### Given exercise
Every line that holds the string "name" is to be identified and copied.

+++ Task data

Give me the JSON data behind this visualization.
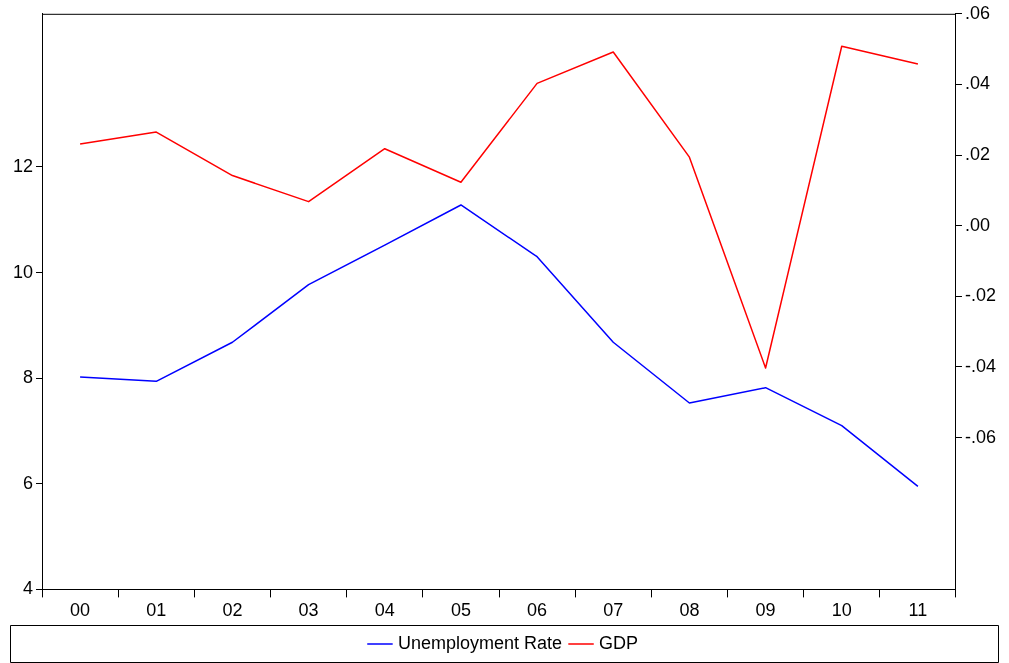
{
  "chart_data": {
    "type": "line",
    "categories": [
      "00",
      "01",
      "02",
      "03",
      "04",
      "05",
      "06",
      "07",
      "08",
      "09",
      "10",
      "11"
    ],
    "series": [
      {
        "name": "Unemployment Rate",
        "color": "#0000ff",
        "values": [
          8.02,
          7.94,
          8.68,
          9.77,
          10.52,
          11.28,
          10.3,
          8.68,
          7.53,
          7.82,
          7.1,
          5.95
        ]
      },
      {
        "name": "GDP",
        "color": "#ff0000",
        "axis": "y2",
        "values": [
          0.0231,
          0.0265,
          0.0142,
          0.0068,
          0.0218,
          0.0123,
          0.0403,
          0.0492,
          0.0194,
          -0.0403,
          0.0508,
          0.0458
        ]
      }
    ],
    "ylim": [
      4,
      14.9
    ],
    "yticks": [
      4,
      6,
      8,
      10,
      12
    ],
    "y2lim": [
      -0.103,
      0.06
    ],
    "y2ticks": [
      {
        "value": 0.06,
        "label": ".06"
      },
      {
        "value": 0.04,
        "label": ".04"
      },
      {
        "value": 0.02,
        "label": ".02"
      },
      {
        "value": 0,
        "label": ".00"
      },
      {
        "value": -0.02,
        "label": "-.02"
      },
      {
        "value": -0.04,
        "label": "-.04"
      },
      {
        "value": -0.06,
        "label": "-.06"
      }
    ],
    "grid": false,
    "legend": "bottom",
    "marker": "none",
    "line_style": "solid"
  }
}
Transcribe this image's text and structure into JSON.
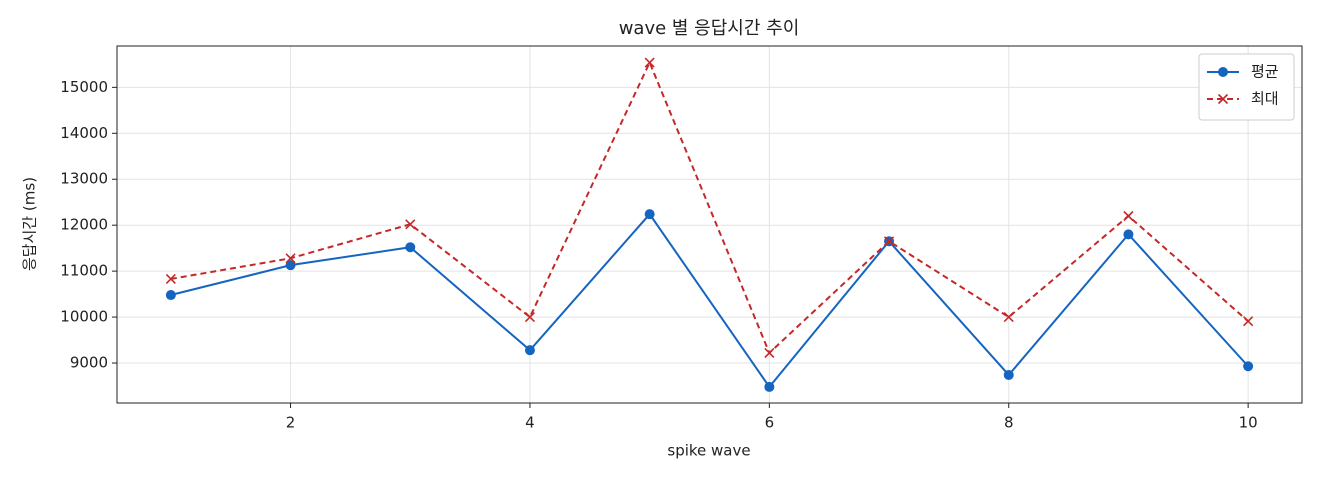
{
  "chart_data": {
    "type": "line",
    "title": "wave 별 응답시간 추이",
    "x_label": "spike wave",
    "y_label": "응답시간 (ms)",
    "x": [
      1,
      2,
      3,
      4,
      5,
      6,
      7,
      8,
      9,
      10
    ],
    "series": [
      {
        "name": "평균",
        "color": "#1565c0",
        "linestyle": "solid",
        "marker": "circle",
        "values": [
          10480,
          11130,
          11520,
          9280,
          12240,
          8480,
          11650,
          8740,
          11800,
          8930
        ]
      },
      {
        "name": "최대",
        "color": "#c62828",
        "linestyle": "dashed",
        "marker": "x",
        "values": [
          10830,
          11280,
          12020,
          10000,
          15540,
          9220,
          11650,
          10000,
          12200,
          9910
        ]
      }
    ],
    "xlim": [
      0.55,
      10.45
    ],
    "xticks": [
      2,
      4,
      6,
      8,
      10
    ],
    "ylim": [
      8130,
      15900
    ],
    "yticks": [
      9000,
      10000,
      11000,
      12000,
      13000,
      14000,
      15000
    ],
    "grid": true,
    "legend": "upper right"
  }
}
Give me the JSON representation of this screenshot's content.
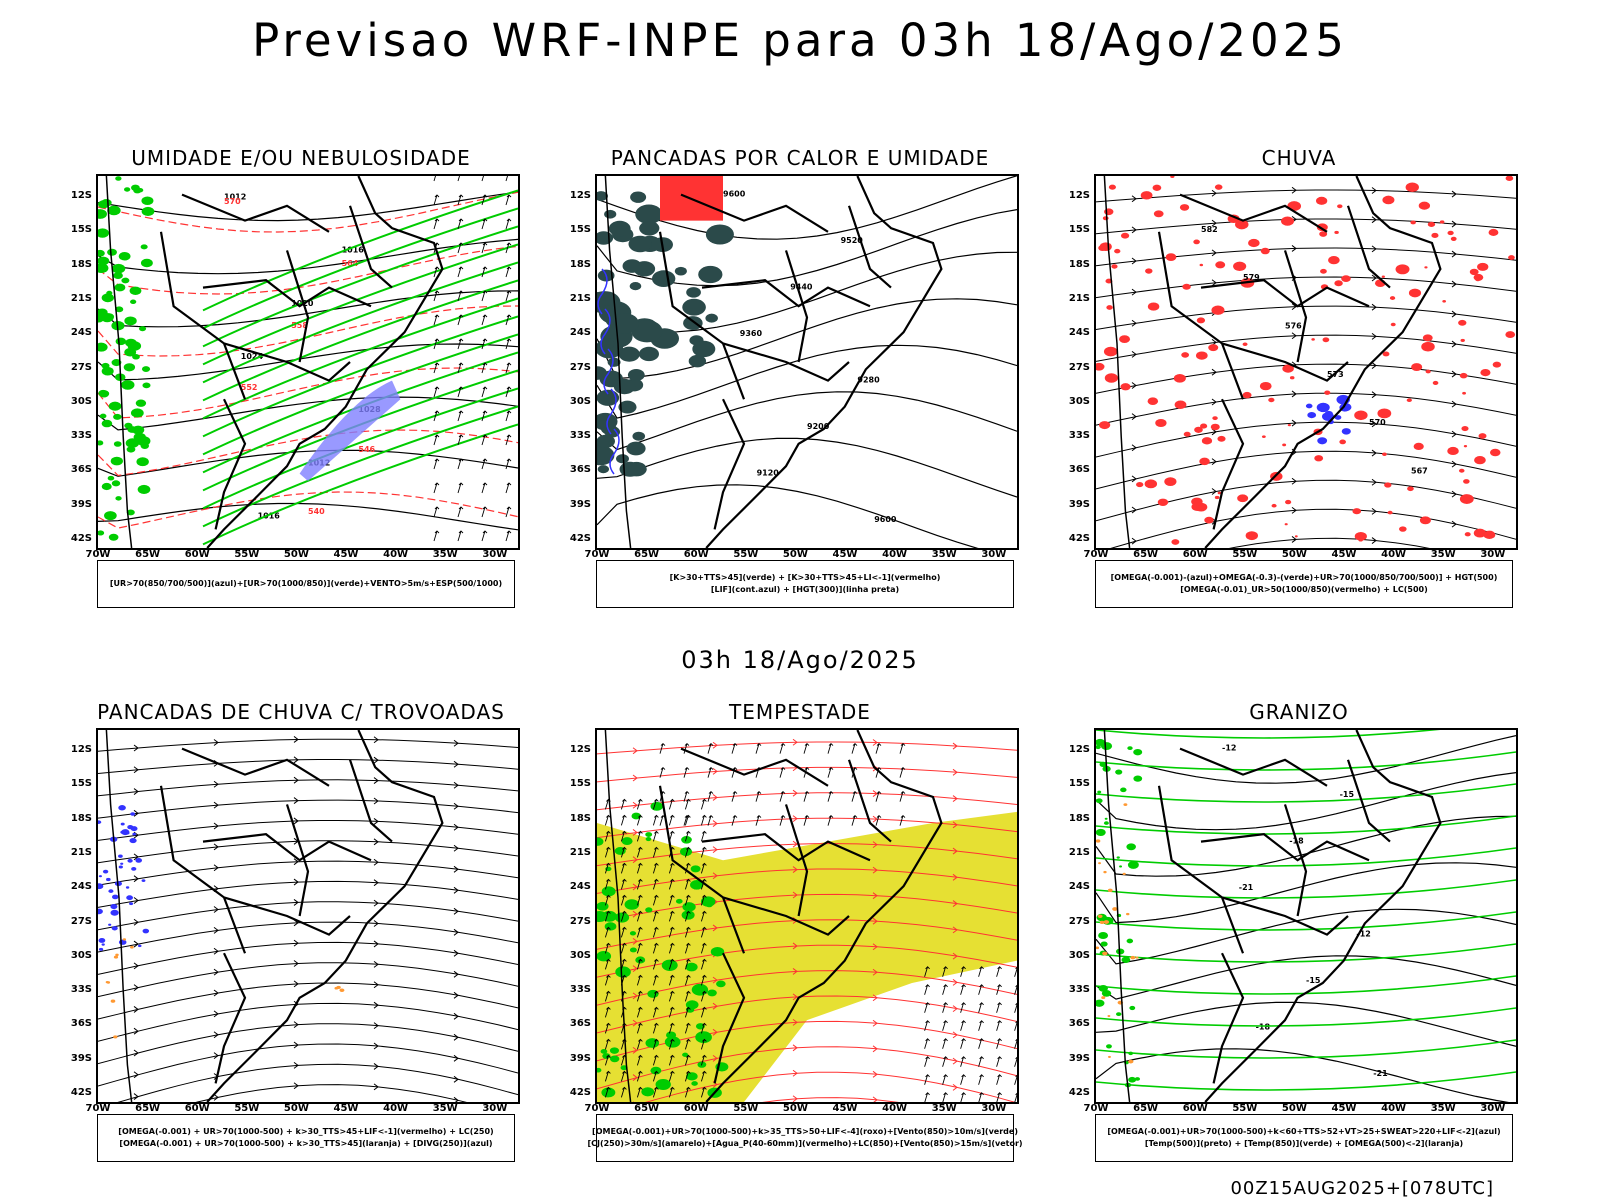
{
  "title": "Previsao WRF-INPE  para 03h 18/Ago/2025",
  "mid_title": "03h 18/Ago/2025",
  "footer": "00Z15AUG2025+[078UTC]",
  "lat_labels": [
    "12S",
    "15S",
    "18S",
    "21S",
    "24S",
    "27S",
    "30S",
    "33S",
    "36S",
    "39S",
    "42S"
  ],
  "lon_labels": [
    "70W",
    "65W",
    "60W",
    "55W",
    "50W",
    "45W",
    "40W",
    "35W",
    "30W"
  ],
  "panels": [
    {
      "title": "UMIDADE E/OU NEBULOSIDADE",
      "legend": [
        "[UR>70(850/700/500)](azul)+[UR>70(1000/850)](verde)+VENTO>5m/s+ESP(500/1000)"
      ],
      "contour_labels": [
        "1012",
        "1016",
        "1020",
        "1024",
        "1028",
        "570",
        "564",
        "558",
        "552",
        "546",
        "540"
      ],
      "colors": {
        "humid": "#00cc00",
        "thickness": "#ff3333",
        "high_humid": "#7f7fff"
      }
    },
    {
      "title": "PANCADAS POR CALOR E UMIDADE",
      "legend": [
        "[K>30+TTS>45](verde) + [K>30+TTS>45+LI<-1](vermelho)",
        "[LIF](cont.azul) + [HGT(300)](linha preta)"
      ],
      "contour_labels": [
        "9600",
        "9520",
        "9440",
        "9360",
        "9280",
        "9200",
        "9120"
      ],
      "colors": {
        "moist": "#2b4a4a",
        "unstable": "#ff3333",
        "lif": "#3333ff"
      }
    },
    {
      "title": "CHUVA",
      "legend": [
        "[OMEGA(-0.001)-(azul)+OMEGA(-0.3)-(verde)+UR>70(1000/850/700/500)] + HGT(500)",
        "[OMEGA(-0.01)_UR>50(1000/850)(vermelho) + LC(500)"
      ],
      "contour_labels": [
        "582",
        "579",
        "576",
        "573",
        "570",
        "567"
      ],
      "colors": {
        "rain": "#ff3333",
        "strong": "#3333ff"
      }
    },
    {
      "title": "PANCADAS DE CHUVA C/ TROVOADAS",
      "legend": [
        "[OMEGA(-0.001) + UR>70(1000-500) + k>30_TTS>45+LIF<-1](vermelho) + LC(250)",
        "[OMEGA(-0.001) + UR>70(1000-500) + k>30_TTS>45](laranja) + [DIVG(250)](azul)"
      ],
      "contour_labels": [],
      "colors": {
        "div": "#3333ff",
        "orange": "#ff9933"
      }
    },
    {
      "title": "TEMPESTADE",
      "legend": [
        "[OMEGA(-0.001)+UR>70(1000-500)+k>35_TTS>50+LIF<-4](roxo)+[Vento(850)>10m/s](verde)",
        "[CJ(250)>30m/s](amarelo)+[Agua_P(40-60mm)](vermelho)+LC(850)+[Vento(850)>15m/s](vetor)"
      ],
      "contour_labels": [],
      "colors": {
        "jet": "#e6e033",
        "wind": "#00cc00",
        "stream": "#ff3333"
      }
    },
    {
      "title": "GRANIZO",
      "legend": [
        "[OMEGA(-0.001)+UR>70(1000-500)+k<60+TTS>52+VT>25+SWEAT>220+LIF<-2](azul)",
        "[Temp(500)](preto) + [Temp(850)](verde) + [OMEGA(500)<-2](laranja)"
      ],
      "contour_labels": [
        "-12",
        "-15",
        "-18",
        "-21"
      ],
      "colors": {
        "t850": "#00cc00",
        "omega": "#ff9933"
      }
    }
  ]
}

++++++

### Result below
        "name": "Unemployment Rate",
        "name": "GDP",
        "name": "평균",
        "name": "최대",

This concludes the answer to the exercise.